→ What is required:
Identify and pull out each line of the entries in which "right" occurs.

→ Source material:
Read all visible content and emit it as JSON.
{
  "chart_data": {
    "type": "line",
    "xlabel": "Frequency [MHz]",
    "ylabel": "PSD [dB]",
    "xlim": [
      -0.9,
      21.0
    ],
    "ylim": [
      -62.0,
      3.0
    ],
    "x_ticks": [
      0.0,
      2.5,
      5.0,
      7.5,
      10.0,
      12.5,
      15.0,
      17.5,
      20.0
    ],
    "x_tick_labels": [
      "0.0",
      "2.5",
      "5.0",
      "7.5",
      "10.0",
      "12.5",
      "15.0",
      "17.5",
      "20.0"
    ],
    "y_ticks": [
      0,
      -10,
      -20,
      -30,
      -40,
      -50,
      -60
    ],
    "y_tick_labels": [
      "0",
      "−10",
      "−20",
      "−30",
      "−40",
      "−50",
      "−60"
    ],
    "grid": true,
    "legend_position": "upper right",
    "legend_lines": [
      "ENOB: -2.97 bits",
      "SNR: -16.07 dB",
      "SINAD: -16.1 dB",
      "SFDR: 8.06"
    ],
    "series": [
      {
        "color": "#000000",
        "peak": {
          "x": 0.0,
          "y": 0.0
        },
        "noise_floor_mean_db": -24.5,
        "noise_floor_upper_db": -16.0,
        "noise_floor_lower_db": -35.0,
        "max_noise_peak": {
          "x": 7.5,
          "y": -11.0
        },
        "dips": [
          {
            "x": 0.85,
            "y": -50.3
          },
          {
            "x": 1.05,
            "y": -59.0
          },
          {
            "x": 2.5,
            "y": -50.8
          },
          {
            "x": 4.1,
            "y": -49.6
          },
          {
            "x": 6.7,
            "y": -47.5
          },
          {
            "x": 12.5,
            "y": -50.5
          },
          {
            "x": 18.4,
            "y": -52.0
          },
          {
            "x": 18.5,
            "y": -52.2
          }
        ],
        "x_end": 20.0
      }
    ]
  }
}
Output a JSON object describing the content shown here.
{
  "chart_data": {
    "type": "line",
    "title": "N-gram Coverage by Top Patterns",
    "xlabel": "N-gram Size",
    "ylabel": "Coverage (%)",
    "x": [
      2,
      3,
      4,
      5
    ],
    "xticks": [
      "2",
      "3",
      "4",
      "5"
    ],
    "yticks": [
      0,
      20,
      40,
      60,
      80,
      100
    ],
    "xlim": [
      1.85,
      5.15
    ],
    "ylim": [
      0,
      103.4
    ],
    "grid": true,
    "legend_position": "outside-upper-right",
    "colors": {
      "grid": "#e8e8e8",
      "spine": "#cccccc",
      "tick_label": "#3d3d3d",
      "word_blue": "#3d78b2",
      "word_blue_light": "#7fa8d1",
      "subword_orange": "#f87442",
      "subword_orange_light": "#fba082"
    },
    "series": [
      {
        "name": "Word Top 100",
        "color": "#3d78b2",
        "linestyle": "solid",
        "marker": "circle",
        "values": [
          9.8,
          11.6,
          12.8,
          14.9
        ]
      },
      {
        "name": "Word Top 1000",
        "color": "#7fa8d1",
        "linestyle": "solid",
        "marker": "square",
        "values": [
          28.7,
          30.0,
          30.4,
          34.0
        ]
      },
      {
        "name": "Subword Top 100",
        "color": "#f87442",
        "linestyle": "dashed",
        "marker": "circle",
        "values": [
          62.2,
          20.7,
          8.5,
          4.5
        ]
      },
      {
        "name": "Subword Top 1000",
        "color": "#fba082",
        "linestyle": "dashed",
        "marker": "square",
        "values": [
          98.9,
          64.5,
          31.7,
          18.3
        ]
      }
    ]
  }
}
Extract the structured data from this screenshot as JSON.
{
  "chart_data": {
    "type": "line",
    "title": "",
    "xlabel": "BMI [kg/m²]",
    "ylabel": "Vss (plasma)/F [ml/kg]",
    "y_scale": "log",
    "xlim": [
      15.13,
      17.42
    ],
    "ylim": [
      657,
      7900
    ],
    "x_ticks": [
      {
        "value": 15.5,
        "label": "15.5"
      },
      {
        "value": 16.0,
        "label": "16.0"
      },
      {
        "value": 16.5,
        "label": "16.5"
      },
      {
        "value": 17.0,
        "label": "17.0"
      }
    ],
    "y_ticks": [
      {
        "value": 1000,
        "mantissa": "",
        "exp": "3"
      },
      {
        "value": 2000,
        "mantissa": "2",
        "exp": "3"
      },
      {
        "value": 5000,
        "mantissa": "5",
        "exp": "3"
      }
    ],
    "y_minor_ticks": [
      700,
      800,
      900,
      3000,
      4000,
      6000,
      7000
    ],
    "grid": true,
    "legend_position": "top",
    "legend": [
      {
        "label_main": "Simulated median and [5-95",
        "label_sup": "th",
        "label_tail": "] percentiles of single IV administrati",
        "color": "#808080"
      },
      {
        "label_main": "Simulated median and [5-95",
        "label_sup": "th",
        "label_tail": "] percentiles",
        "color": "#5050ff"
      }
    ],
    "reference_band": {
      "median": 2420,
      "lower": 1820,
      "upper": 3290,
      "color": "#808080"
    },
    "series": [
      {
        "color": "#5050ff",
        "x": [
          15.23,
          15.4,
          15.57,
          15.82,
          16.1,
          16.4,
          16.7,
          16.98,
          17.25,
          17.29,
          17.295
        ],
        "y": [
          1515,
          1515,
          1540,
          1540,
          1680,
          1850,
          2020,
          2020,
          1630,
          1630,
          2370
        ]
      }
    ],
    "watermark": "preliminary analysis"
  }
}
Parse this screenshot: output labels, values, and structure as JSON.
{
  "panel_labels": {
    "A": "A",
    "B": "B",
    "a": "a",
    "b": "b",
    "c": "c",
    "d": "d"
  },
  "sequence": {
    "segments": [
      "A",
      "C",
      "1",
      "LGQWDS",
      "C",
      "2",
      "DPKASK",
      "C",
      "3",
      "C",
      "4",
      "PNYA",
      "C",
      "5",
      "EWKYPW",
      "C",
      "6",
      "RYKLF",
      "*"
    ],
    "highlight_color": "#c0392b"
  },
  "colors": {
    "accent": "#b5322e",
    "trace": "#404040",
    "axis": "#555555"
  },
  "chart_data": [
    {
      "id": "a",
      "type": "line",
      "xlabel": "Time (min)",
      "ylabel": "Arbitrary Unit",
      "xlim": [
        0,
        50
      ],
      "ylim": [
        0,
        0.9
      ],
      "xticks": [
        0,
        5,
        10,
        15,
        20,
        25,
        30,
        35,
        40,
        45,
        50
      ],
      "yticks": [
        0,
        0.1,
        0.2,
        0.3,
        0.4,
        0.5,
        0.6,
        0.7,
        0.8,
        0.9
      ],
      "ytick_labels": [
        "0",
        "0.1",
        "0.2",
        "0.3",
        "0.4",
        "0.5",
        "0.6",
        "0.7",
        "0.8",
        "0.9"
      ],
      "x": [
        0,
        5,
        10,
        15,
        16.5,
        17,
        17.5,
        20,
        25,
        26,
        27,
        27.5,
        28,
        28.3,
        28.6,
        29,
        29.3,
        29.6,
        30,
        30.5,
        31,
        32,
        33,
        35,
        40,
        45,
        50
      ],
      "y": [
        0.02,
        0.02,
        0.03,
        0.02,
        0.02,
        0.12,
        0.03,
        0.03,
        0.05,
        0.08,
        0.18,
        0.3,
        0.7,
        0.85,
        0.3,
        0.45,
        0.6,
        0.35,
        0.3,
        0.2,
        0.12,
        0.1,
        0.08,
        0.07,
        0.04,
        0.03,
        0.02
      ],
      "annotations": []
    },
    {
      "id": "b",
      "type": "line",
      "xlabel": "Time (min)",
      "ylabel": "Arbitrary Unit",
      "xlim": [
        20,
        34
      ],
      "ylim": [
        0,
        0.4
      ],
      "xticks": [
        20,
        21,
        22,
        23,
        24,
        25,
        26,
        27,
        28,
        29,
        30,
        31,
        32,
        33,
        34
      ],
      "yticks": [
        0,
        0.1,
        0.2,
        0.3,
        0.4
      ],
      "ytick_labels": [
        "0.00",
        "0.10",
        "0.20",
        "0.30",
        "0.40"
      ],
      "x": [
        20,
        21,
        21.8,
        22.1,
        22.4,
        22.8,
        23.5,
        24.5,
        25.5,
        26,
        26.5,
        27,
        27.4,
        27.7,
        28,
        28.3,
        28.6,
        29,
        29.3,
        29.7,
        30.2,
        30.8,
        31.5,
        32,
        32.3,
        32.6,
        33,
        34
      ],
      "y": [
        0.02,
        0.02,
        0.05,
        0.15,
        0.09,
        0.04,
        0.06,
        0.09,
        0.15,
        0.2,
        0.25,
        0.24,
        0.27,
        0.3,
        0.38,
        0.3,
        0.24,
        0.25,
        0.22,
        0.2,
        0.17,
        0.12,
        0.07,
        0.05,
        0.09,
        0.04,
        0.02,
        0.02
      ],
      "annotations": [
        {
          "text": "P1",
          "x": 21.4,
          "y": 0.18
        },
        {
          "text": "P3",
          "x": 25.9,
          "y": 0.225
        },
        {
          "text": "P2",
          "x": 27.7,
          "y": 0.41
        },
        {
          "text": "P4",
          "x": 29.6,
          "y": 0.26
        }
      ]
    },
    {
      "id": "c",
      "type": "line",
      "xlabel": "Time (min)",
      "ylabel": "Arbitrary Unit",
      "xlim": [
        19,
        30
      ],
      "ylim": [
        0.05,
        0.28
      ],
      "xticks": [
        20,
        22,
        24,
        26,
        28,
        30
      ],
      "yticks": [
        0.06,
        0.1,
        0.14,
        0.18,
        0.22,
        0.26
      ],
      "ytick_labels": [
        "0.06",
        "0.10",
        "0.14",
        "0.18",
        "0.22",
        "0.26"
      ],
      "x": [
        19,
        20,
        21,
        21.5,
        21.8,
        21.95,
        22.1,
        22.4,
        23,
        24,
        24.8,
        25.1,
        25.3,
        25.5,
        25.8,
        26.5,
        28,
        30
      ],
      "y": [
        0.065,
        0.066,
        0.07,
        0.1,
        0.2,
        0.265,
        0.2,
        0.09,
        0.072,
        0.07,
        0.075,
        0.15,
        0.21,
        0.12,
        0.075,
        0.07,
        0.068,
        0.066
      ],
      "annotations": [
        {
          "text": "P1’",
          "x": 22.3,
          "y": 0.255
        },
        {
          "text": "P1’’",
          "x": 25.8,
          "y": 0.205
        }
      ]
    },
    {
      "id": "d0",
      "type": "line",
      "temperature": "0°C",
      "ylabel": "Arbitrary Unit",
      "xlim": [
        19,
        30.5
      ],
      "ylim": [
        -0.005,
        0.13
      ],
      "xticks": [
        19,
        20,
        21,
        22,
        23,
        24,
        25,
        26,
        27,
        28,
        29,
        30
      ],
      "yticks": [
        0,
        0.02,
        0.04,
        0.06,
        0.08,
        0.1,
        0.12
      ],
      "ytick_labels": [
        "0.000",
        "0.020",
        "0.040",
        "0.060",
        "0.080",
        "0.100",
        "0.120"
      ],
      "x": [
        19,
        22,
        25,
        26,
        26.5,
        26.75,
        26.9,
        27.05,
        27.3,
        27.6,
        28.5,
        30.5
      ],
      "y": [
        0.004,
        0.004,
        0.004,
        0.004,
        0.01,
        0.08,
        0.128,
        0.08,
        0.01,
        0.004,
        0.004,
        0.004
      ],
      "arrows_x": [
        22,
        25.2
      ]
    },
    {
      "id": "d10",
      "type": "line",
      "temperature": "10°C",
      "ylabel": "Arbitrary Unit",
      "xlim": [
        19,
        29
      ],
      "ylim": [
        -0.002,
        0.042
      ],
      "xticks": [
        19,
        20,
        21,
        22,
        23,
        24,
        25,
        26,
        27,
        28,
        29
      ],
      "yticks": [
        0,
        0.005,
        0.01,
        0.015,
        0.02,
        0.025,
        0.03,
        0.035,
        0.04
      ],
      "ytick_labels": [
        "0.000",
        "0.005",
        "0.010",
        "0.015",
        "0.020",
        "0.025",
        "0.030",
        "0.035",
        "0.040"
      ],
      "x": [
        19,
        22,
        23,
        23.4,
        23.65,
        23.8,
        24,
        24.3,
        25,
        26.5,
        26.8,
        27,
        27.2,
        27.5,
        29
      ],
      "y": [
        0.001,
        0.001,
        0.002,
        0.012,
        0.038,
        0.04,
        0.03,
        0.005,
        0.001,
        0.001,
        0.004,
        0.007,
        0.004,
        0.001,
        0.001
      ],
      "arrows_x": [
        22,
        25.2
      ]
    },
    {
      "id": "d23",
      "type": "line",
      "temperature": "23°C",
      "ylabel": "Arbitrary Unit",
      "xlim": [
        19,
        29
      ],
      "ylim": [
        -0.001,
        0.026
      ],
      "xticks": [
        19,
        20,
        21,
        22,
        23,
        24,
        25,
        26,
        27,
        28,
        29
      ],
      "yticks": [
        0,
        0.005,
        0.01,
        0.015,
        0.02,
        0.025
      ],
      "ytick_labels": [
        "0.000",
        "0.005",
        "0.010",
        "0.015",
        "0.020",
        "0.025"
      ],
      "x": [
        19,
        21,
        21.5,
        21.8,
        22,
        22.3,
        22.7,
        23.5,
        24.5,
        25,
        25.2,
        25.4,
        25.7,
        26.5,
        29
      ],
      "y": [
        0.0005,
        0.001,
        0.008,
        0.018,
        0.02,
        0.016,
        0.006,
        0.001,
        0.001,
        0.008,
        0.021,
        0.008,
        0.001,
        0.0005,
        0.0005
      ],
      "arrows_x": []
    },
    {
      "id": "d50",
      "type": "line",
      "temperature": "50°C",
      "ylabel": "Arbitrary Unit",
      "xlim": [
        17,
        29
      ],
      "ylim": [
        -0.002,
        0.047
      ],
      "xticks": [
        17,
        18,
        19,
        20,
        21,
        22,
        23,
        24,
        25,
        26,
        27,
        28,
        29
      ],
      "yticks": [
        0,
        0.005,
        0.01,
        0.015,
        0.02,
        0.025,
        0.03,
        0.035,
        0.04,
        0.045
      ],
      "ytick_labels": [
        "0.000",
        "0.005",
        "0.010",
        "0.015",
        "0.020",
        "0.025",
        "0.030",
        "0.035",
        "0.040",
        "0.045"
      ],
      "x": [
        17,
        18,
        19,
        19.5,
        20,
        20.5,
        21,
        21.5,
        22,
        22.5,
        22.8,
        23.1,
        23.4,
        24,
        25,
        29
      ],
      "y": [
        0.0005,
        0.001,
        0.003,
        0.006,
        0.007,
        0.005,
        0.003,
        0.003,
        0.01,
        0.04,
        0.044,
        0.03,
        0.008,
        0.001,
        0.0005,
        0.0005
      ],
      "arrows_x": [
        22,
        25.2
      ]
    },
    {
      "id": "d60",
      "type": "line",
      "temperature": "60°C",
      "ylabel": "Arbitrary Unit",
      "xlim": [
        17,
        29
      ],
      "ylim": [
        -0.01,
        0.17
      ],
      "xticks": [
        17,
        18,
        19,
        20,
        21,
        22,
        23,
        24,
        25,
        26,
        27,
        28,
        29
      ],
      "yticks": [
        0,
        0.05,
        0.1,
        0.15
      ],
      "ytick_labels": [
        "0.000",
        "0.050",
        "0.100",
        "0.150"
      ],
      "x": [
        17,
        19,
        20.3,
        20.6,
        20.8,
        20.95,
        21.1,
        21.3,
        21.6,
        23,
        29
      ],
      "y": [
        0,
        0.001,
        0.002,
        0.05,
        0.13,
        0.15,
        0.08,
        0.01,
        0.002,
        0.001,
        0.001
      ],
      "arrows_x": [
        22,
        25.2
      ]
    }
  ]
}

→ Written answer:
    "legend_position": "upper right",
    "legend_position": "outside-upper-right",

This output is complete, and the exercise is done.